INPUT FOR THIS TASK:
───

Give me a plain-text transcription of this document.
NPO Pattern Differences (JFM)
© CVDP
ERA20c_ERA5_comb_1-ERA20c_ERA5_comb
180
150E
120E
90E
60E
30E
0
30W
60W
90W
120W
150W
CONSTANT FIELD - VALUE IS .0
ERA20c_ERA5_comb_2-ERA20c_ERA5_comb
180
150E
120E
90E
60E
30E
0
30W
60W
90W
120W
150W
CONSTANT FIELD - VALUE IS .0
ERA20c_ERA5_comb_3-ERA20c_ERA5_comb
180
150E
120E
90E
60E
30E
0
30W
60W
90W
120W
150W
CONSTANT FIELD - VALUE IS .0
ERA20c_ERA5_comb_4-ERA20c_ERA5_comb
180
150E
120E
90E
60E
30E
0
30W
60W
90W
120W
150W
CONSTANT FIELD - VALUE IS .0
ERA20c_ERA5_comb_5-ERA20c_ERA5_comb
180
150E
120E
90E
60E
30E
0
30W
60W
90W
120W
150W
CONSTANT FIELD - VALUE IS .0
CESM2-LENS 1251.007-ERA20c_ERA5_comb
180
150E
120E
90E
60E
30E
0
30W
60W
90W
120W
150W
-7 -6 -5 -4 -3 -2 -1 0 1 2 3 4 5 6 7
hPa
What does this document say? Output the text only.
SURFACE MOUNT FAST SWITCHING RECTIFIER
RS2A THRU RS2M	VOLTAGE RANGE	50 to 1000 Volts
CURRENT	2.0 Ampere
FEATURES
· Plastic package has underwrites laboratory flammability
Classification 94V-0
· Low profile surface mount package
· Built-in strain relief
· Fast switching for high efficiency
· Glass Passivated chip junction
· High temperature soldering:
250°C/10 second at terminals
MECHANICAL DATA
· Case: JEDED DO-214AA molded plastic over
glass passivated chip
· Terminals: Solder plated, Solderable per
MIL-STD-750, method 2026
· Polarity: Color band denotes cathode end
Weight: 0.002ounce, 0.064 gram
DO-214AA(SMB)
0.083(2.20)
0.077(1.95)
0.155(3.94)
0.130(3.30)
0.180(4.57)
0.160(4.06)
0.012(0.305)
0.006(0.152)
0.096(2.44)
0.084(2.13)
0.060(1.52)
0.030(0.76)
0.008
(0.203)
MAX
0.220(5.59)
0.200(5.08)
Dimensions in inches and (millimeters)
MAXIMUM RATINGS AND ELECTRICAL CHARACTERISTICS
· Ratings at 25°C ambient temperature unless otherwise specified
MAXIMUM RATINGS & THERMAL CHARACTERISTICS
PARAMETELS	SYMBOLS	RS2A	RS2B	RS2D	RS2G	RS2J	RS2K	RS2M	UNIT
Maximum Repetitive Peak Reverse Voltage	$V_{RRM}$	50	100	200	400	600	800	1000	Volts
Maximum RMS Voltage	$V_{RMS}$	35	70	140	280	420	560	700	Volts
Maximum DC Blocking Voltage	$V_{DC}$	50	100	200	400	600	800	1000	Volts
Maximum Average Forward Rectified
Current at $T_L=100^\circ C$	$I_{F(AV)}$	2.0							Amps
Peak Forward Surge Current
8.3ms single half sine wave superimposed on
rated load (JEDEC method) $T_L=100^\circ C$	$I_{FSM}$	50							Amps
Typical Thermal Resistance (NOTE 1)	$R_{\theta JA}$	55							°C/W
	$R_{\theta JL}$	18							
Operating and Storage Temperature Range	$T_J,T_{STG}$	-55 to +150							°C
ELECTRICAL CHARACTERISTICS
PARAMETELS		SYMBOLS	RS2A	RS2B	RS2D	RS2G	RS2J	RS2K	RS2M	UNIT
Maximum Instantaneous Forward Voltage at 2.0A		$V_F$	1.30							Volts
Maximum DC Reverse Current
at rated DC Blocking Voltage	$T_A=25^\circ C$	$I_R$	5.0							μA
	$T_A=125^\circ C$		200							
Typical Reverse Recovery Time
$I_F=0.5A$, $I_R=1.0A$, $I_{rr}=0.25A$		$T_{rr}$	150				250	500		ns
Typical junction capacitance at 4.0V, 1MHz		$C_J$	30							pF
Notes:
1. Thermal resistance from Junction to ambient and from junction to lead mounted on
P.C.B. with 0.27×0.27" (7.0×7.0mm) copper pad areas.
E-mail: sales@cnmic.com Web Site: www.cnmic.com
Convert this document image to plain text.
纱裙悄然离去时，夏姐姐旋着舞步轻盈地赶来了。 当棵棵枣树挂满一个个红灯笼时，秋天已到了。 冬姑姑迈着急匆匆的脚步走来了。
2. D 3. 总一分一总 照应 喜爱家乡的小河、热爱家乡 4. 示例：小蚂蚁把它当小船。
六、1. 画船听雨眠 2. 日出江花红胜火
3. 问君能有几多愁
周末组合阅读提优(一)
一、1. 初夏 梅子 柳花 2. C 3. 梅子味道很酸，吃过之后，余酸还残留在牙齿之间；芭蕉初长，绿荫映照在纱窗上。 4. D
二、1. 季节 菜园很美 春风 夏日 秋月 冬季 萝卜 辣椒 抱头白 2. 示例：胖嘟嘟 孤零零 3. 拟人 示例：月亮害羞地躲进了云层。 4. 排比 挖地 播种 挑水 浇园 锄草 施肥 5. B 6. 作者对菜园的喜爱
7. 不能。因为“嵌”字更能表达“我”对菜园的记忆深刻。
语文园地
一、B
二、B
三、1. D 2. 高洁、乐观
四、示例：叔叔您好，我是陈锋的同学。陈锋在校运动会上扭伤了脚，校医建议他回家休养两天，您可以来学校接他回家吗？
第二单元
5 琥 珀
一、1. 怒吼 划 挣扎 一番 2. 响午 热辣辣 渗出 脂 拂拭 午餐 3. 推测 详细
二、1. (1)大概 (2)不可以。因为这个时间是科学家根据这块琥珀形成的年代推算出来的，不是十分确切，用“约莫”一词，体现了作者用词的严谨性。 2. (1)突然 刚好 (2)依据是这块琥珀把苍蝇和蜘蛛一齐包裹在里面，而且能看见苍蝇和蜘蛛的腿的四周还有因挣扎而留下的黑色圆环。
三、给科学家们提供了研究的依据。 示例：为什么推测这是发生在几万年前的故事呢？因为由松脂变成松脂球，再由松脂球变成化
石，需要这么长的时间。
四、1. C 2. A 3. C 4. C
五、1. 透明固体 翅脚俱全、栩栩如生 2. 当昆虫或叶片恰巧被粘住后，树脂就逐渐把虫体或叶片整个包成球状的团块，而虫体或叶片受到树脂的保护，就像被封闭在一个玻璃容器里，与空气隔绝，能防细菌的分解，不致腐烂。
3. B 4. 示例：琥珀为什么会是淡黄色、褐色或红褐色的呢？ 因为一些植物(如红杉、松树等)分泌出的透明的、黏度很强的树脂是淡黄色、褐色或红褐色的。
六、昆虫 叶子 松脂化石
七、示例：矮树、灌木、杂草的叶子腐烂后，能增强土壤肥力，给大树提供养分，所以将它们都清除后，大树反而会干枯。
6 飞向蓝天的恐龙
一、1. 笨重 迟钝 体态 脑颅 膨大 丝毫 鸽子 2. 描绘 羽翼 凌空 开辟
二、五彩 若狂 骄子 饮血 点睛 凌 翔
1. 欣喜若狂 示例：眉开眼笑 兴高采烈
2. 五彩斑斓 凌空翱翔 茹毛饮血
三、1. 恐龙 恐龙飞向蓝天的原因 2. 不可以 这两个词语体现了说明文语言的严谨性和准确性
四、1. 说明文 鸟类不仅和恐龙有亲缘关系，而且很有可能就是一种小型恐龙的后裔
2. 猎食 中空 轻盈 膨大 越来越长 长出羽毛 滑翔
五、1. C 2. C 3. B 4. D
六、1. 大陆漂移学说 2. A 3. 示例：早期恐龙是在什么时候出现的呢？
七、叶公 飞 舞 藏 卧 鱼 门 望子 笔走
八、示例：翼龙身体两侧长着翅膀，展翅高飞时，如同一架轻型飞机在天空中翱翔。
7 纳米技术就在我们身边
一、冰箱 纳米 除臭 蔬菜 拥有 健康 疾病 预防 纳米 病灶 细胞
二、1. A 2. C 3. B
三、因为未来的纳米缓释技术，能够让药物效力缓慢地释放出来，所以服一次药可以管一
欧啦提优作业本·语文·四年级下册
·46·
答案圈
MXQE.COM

───

GOAL:
Report how many lines contain "ELECTRICAL". Give nothing but the number.

COMPLETED EXERCISE:
2